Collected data

»»

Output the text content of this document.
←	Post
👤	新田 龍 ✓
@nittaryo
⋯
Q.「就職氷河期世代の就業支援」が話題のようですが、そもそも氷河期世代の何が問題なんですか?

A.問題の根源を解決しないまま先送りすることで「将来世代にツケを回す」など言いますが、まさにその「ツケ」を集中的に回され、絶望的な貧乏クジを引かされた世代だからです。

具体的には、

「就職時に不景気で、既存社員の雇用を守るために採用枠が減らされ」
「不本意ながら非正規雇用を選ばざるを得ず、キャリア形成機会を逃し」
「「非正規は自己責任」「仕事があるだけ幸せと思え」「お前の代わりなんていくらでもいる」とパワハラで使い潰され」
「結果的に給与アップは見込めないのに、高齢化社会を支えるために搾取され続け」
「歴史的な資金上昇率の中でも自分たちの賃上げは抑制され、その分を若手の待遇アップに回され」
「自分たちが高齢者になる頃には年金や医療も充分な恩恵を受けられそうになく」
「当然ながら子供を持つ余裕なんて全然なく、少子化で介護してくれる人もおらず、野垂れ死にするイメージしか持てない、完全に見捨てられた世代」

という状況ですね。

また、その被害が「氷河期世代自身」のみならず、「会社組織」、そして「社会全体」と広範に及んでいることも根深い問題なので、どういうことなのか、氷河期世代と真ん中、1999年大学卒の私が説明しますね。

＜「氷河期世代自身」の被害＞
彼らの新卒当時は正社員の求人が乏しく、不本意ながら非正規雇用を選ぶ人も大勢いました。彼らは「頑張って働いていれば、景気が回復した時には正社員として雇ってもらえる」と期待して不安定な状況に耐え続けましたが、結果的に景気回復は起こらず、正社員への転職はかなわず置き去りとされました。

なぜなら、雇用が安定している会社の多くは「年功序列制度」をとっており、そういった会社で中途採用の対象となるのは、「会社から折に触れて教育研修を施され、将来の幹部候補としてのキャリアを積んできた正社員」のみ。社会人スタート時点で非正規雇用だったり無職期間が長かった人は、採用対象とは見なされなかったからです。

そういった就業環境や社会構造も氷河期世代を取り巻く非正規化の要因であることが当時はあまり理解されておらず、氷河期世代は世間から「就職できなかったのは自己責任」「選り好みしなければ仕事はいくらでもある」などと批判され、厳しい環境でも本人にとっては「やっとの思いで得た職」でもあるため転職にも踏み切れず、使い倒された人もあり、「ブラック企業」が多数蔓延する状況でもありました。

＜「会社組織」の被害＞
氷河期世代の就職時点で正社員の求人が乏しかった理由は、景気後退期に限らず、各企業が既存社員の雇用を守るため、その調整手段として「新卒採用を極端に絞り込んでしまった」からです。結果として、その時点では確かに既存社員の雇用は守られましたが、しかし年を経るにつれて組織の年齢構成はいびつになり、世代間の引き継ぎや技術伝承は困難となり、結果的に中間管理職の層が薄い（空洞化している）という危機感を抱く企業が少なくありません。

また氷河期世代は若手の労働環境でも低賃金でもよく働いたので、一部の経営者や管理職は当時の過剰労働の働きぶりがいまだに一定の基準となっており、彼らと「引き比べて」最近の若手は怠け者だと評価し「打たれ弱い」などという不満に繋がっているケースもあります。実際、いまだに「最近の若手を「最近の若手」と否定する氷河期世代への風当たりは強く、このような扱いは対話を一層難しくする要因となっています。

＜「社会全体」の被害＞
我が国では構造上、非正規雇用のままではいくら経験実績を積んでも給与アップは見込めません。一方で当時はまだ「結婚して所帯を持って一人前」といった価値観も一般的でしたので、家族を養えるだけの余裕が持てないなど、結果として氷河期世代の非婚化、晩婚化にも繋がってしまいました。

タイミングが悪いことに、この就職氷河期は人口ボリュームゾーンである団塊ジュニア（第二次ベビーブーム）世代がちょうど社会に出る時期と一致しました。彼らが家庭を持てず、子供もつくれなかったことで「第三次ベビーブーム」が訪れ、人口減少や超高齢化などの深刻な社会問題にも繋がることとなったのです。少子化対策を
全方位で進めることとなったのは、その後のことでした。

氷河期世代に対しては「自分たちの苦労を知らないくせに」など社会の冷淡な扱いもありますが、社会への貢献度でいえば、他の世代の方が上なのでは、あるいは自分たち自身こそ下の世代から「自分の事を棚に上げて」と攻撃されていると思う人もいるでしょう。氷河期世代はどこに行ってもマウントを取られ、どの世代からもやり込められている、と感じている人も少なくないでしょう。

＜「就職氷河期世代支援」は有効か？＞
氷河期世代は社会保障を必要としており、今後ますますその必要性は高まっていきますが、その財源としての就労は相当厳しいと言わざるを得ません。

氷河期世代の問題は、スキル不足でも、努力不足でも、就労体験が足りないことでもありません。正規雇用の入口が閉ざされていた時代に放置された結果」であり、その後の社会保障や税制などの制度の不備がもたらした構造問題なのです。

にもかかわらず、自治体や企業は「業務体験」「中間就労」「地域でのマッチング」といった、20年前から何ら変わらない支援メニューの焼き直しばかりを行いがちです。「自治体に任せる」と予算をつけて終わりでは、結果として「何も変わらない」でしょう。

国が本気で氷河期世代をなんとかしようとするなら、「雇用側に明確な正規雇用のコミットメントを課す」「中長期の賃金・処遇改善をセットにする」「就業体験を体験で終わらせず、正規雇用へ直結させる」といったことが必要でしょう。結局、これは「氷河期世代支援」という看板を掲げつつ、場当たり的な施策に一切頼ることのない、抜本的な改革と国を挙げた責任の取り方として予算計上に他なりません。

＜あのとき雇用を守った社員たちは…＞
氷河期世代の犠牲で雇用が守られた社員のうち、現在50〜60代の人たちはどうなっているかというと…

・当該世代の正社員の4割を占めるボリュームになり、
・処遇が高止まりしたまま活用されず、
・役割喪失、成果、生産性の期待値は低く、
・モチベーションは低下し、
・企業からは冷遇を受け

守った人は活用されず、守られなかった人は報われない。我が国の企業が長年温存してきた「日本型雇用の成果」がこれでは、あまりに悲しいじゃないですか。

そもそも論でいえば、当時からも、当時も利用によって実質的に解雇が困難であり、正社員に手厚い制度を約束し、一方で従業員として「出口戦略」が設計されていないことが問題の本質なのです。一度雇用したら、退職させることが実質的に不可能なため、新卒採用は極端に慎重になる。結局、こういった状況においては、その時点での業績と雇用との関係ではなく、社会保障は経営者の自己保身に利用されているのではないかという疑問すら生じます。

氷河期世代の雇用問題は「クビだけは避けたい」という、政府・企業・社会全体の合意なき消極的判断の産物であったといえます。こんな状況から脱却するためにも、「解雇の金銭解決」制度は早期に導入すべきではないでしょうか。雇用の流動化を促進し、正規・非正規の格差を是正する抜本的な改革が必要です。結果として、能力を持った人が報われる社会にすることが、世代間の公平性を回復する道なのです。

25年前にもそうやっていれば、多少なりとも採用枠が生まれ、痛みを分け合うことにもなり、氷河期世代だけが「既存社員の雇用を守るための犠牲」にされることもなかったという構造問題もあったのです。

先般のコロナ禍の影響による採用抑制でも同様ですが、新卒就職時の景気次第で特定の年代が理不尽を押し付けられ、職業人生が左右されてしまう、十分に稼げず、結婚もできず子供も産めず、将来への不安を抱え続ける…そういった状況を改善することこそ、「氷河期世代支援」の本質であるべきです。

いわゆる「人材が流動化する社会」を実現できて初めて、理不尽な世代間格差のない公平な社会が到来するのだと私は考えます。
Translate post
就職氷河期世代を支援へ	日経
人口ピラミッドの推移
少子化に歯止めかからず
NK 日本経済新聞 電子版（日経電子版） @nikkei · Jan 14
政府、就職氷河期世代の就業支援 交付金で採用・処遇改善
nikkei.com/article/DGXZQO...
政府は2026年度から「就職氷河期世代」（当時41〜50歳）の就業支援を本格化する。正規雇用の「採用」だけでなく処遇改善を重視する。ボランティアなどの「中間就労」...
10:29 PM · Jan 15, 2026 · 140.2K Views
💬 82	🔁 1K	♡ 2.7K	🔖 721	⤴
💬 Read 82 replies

««

Instructions to follow:
Lines holding the word "nikkei" in the entries above are the ones to pull out. Copy them all.

Result below:
NK 日本経済新聞 電子版（日経電子版） @nikkei · Jan 14
nikkei.com/article/DGXZQO...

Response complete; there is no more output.